+++ DATASET ROWS

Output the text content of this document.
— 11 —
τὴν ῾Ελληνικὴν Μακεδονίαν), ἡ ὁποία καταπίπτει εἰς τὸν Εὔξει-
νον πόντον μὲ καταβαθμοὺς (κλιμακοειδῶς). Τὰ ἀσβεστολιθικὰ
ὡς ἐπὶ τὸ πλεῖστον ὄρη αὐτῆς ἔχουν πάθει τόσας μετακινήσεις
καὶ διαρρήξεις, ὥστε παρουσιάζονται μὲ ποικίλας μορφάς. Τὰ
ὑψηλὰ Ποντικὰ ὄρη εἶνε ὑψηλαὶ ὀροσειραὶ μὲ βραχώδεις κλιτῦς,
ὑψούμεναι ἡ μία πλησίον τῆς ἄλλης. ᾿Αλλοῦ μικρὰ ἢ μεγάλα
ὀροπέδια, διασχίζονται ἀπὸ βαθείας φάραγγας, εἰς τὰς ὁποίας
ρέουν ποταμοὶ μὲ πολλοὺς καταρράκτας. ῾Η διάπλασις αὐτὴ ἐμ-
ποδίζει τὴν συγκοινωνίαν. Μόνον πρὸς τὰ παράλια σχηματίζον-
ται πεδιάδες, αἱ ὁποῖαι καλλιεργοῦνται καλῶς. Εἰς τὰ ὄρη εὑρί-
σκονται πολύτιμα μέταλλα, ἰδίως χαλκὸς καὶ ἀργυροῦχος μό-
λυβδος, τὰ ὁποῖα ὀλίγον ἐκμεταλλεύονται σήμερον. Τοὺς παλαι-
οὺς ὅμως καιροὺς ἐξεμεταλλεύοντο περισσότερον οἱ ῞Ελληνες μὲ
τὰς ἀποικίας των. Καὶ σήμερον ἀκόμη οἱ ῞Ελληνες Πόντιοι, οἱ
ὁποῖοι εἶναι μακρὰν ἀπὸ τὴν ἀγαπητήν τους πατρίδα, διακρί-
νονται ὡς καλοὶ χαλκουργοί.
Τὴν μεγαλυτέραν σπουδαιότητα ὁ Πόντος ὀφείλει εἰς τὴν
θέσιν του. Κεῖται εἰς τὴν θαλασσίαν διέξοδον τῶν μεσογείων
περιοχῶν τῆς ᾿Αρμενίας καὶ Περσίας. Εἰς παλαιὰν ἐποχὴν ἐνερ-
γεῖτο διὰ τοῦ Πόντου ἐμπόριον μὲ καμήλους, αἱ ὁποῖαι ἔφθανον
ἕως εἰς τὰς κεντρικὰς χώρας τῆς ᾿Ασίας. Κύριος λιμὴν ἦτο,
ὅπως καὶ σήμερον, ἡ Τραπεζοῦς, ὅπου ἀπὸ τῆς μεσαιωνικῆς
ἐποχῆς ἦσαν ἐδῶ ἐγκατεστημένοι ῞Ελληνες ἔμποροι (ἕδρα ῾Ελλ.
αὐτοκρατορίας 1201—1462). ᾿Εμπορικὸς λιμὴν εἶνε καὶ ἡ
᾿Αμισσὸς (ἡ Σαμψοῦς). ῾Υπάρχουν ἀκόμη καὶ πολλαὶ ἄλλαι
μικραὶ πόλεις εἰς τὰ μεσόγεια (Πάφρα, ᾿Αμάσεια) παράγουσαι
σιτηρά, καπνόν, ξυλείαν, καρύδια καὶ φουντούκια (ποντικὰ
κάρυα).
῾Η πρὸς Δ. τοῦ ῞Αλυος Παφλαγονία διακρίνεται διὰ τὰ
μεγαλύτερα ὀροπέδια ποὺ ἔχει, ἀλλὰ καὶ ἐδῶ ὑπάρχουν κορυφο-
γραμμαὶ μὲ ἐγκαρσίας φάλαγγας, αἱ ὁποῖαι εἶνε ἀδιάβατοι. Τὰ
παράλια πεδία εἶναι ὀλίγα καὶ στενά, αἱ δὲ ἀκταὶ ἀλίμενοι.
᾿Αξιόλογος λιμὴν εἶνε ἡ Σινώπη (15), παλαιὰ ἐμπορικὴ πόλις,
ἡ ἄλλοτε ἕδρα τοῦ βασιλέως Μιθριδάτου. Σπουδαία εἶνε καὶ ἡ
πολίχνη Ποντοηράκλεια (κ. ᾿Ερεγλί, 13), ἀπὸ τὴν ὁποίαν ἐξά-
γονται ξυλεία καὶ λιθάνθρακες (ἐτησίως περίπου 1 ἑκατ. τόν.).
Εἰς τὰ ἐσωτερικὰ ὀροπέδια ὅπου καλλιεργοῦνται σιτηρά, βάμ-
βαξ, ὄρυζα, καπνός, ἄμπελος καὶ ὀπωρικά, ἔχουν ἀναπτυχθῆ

++++++

§ **PROBLEM STATEMENT**:
Restate all of the entries exactly, please.

§ **EXERCISE RESULT**:
Output the text content of this document.
— 11 —
τὴν ῾Ελληνικὴν Μακεδονίαν), ἡ ὁποία καταπίπτει εἰς τὸν Εὔξει-
νον πόντον μὲ καταβαθμοὺς (κλιμακοειδῶς). Τὰ ἀσβεστολιθικὰ
ὡς ἐπὶ τὸ πλεῖστον ὄρη αὐτῆς ἔχουν πάθει τόσας μετακινήσεις
καὶ διαρρήξεις, ὥστε παρουσιάζονται μὲ ποικίλας μορφάς. Τὰ
ὑψηλὰ Ποντικὰ ὄρη εἶνε ὑψηλαὶ ὀροσειραὶ μὲ βραχώδεις κλιτῦς,
ὑψούμεναι ἡ μία πλησίον τῆς ἄλλης. ᾿Αλλοῦ μικρὰ ἢ μεγάλα
ὀροπέδια, διασχίζονται ἀπὸ βαθείας φάραγγας, εἰς τὰς ὁποίας
ρέουν ποταμοὶ μὲ πολλοὺς καταρράκτας. ῾Η διάπλασις αὐτὴ ἐμ-
ποδίζει τὴν συγκοινωνίαν. Μόνον πρὸς τὰ παράλια σχηματίζον-
ται πεδιάδες, αἱ ὁποῖαι καλλιεργοῦνται καλῶς. Εἰς τὰ ὄρη εὑρί-
σκονται πολύτιμα μέταλλα, ἰδίως χαλκὸς καὶ ἀργυροῦχος μό-
λυβδος, τὰ ὁποῖα ὀλίγον ἐκμεταλλεύονται σήμερον. Τοὺς παλαι-
οὺς ὅμως καιροὺς ἐξεμεταλλεύοντο περισσότερον οἱ ῞Ελληνες μὲ
τὰς ἀποικίας των. Καὶ σήμερον ἀκόμη οἱ ῞Ελληνες Πόντιοι, οἱ
ὁποῖοι εἶναι μακρὰν ἀπὸ τὴν ἀγαπητήν τους πατρίδα, διακρί-
νονται ὡς καλοὶ χαλκουργοί.
Τὴν μεγαλυτέραν σπουδαιότητα ὁ Πόντος ὀφείλει εἰς τὴν
θέσιν του. Κεῖται εἰς τὴν θαλασσίαν διέξοδον τῶν μεσογείων
περιοχῶν τῆς ᾿Αρμενίας καὶ Περσίας. Εἰς παλαιὰν ἐποχὴν ἐνερ-
γεῖτο διὰ τοῦ Πόντου ἐμπόριον μὲ καμήλους, αἱ ὁποῖαι ἔφθανον
ἕως εἰς τὰς κεντρικὰς χώρας τῆς ᾿Ασίας. Κύριος λιμὴν ἦτο,
ὅπως καὶ σήμερον, ἡ Τραπεζοῦς, ὅπου ἀπὸ τῆς μεσαιωνικῆς
ἐποχῆς ἦσαν ἐδῶ ἐγκατεστημένοι ῞Ελληνες ἔμποροι (ἕδρα ῾Ελλ.
αὐτοκρατορίας 1201—1462). ᾿Εμπορικὸς λιμὴν εἶνε καὶ ἡ
᾿Αμισσὸς (ἡ Σαμψοῦς). ῾Υπάρχουν ἀκόμη καὶ πολλαὶ ἄλλαι
μικραὶ πόλεις εἰς τὰ μεσόγεια (Πάφρα, ᾿Αμάσεια) παράγουσαι
σιτηρά, καπνόν, ξυλείαν, καρύδια καὶ φουντούκια (ποντικὰ
κάρυα).
῾Η πρὸς Δ. τοῦ ῞Αλυος Παφλαγονία διακρίνεται διὰ τὰ
μεγαλύτερα ὀροπέδια ποὺ ἔχει, ἀλλὰ καὶ ἐδῶ ὑπάρχουν κορυφο-
γραμμαὶ μὲ ἐγκαρσίας φάλαγγας, αἱ ὁποῖαι εἶνε ἀδιάβατοι. Τὰ
παράλια πεδία εἶναι ὀλίγα καὶ στενά, αἱ δὲ ἀκταὶ ἀλίμενοι.
᾿Αξιόλογος λιμὴν εἶνε ἡ Σινώπη (15), παλαιὰ ἐμπορικὴ πόλις,
ἡ ἄλλοτε ἕδρα τοῦ βασιλέως Μιθριδάτου. Σπουδαία εἶνε καὶ ἡ
πολίχνη Ποντοηράκλεια (κ. ᾿Ερεγλί, 13), ἀπὸ τὴν ὁποίαν ἐξά-
γονται ξυλεία καὶ λιθάνθρακες (ἐτησίως περίπου 1 ἑκατ. τόν.).
Εἰς τὰ ἐσωτερικὰ ὀροπέδια ὅπου καλλιεργοῦνται σιτηρά, βάμ-
βαξ, ὄρυζα, καπνός, ἄμπελος καὶ ὀπωρικά, ἔχουν ἀναπτυχθῆ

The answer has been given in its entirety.